> _PROBLEM DETAILS_:
Find the lines below that contain the word "Middle" and count them. Only the number should be given.
--- START OF SUPPLIED RECORDS ---
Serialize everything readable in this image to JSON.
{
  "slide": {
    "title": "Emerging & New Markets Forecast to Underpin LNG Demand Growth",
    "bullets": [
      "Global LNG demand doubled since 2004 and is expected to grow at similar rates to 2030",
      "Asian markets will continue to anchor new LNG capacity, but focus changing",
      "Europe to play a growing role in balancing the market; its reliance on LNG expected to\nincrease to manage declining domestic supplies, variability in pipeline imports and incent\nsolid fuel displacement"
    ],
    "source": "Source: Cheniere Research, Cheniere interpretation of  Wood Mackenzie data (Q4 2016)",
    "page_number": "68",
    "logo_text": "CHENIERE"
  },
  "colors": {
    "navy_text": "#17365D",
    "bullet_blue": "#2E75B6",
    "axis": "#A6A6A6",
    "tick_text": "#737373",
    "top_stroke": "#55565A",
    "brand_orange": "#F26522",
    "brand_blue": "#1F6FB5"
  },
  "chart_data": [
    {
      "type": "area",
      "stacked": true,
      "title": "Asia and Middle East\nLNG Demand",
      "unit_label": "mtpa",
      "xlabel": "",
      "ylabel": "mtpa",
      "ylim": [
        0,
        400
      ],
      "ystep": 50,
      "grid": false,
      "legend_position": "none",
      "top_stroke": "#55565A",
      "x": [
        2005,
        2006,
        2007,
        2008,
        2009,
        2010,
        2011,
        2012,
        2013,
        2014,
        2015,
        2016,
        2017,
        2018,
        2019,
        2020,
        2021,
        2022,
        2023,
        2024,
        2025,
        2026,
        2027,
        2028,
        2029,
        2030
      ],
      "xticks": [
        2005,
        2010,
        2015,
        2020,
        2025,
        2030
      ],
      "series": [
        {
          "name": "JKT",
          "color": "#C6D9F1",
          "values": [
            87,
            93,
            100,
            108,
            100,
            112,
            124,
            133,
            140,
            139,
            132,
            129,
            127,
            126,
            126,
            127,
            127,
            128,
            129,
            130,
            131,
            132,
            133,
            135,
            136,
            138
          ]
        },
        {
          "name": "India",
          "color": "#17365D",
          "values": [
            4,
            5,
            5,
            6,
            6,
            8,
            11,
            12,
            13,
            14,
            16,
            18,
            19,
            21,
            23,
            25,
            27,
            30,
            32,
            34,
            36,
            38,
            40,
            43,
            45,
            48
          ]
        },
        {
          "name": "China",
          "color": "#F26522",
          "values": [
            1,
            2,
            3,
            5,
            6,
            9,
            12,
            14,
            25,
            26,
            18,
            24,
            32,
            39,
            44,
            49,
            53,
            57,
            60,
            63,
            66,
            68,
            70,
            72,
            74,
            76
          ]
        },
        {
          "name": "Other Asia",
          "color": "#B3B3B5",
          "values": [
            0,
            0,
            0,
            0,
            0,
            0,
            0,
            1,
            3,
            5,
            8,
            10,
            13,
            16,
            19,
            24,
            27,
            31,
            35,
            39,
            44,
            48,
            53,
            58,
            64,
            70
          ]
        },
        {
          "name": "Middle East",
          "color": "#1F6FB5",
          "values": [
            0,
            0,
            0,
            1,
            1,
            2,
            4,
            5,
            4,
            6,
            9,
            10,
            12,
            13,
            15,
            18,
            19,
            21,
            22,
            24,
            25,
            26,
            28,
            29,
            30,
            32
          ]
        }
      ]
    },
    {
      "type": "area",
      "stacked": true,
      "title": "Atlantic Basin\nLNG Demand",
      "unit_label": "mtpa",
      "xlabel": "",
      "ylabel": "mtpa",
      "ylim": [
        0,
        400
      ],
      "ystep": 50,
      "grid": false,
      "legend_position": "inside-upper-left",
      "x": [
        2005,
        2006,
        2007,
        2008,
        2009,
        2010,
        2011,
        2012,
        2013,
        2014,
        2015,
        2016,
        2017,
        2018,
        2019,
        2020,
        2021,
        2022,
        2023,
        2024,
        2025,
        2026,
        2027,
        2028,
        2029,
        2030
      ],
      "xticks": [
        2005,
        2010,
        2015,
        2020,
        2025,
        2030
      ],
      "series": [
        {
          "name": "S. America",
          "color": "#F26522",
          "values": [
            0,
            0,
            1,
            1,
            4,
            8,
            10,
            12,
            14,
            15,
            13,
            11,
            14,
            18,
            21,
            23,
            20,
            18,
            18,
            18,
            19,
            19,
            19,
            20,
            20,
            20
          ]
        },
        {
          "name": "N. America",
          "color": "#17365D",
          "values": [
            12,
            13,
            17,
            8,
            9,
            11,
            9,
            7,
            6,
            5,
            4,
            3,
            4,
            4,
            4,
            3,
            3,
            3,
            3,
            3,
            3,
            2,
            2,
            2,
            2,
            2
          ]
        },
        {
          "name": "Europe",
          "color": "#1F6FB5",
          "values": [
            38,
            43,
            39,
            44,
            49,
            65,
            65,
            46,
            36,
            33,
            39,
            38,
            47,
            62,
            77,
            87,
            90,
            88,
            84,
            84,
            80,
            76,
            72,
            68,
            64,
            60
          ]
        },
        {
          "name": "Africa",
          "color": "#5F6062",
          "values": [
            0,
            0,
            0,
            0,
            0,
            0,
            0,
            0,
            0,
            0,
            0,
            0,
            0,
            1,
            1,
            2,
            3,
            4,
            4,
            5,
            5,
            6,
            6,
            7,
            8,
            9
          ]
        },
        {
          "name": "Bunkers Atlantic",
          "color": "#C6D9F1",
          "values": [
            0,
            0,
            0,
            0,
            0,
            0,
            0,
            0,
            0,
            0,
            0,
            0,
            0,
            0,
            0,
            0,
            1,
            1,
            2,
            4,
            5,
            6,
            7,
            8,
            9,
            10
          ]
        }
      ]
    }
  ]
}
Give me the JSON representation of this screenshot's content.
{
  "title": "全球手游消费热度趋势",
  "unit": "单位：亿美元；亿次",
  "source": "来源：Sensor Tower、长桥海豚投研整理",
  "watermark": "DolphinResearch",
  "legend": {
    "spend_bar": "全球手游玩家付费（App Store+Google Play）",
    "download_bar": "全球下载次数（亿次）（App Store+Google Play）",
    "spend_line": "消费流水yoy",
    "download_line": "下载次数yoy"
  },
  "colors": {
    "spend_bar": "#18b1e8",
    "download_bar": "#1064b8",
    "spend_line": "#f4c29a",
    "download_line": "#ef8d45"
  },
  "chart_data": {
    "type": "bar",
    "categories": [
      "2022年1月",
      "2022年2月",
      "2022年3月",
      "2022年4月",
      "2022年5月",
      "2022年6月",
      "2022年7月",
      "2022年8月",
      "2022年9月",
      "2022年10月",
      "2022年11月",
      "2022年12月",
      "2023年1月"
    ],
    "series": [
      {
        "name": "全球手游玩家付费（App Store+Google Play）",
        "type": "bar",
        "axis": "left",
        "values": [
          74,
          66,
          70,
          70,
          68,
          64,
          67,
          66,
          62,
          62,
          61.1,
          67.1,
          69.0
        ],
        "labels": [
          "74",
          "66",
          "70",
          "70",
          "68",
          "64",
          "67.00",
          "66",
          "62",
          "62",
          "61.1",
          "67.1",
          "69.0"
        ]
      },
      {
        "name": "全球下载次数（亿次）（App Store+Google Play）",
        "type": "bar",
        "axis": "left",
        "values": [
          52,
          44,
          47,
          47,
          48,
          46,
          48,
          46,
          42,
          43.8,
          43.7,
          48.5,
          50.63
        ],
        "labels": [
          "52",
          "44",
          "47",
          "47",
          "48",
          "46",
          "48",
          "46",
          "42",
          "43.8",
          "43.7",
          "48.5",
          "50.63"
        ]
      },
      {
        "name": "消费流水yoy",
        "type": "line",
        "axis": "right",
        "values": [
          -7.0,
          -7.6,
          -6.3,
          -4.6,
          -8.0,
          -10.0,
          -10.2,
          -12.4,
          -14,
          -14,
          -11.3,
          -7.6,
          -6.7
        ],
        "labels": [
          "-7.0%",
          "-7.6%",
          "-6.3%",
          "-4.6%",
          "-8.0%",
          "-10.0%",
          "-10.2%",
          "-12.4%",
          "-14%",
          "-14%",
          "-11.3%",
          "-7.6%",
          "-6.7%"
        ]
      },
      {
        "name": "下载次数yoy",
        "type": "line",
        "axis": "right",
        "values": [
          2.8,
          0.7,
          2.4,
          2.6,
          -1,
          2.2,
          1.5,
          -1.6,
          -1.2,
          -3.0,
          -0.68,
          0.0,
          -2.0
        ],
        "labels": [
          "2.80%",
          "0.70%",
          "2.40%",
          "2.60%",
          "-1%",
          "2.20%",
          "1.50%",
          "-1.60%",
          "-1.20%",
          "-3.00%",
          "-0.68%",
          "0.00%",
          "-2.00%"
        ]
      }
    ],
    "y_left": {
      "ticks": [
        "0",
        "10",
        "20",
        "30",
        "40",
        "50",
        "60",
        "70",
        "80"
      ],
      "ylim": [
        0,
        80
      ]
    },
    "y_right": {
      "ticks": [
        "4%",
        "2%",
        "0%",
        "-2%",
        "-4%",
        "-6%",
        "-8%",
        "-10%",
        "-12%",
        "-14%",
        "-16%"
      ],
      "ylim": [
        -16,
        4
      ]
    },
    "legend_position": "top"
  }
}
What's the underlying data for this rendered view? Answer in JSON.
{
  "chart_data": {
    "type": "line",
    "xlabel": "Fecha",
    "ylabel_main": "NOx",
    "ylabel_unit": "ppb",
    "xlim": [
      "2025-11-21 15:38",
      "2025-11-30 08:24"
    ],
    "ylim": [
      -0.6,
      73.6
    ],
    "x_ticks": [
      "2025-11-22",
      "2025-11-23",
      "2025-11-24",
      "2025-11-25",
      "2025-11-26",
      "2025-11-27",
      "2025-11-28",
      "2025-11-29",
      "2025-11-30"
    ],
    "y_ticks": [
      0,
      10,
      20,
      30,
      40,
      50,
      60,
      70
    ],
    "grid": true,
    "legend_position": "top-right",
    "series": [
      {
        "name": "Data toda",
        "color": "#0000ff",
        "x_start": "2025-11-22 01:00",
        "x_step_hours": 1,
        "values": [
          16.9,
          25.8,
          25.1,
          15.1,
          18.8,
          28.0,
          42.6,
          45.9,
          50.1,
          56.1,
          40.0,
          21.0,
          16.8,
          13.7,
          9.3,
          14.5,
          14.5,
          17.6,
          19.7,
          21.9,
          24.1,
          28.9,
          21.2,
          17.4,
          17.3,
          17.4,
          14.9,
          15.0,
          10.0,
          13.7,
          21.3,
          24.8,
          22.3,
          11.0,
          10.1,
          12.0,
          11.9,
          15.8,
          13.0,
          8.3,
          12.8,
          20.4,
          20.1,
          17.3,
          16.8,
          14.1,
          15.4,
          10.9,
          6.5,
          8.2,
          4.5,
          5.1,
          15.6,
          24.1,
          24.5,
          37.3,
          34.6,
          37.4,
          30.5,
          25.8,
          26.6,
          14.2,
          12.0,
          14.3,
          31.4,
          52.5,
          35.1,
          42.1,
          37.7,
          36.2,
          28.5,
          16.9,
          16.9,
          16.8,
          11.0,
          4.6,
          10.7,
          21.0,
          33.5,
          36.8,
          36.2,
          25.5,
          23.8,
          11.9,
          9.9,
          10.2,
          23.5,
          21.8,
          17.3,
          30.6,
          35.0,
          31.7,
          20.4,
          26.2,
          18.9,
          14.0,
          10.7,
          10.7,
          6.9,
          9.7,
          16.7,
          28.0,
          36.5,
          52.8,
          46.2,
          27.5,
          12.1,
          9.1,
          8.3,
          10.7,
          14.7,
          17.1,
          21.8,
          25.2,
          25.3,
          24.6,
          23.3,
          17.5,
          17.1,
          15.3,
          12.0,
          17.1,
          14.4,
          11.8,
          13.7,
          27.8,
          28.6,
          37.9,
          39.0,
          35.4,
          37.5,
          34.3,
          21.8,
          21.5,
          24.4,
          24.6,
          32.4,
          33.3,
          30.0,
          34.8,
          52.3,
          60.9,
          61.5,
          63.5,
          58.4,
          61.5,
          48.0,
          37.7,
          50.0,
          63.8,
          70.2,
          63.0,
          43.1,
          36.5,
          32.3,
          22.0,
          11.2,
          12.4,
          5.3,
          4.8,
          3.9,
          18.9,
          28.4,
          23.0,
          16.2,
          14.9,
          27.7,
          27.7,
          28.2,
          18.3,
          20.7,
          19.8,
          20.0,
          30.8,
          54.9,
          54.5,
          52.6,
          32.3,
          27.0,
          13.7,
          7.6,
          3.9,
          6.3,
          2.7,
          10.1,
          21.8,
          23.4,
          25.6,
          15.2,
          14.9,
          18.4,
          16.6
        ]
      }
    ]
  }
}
--- END OF SUPPLIED RECORDS ---
> _TASK RESPONSE_:
2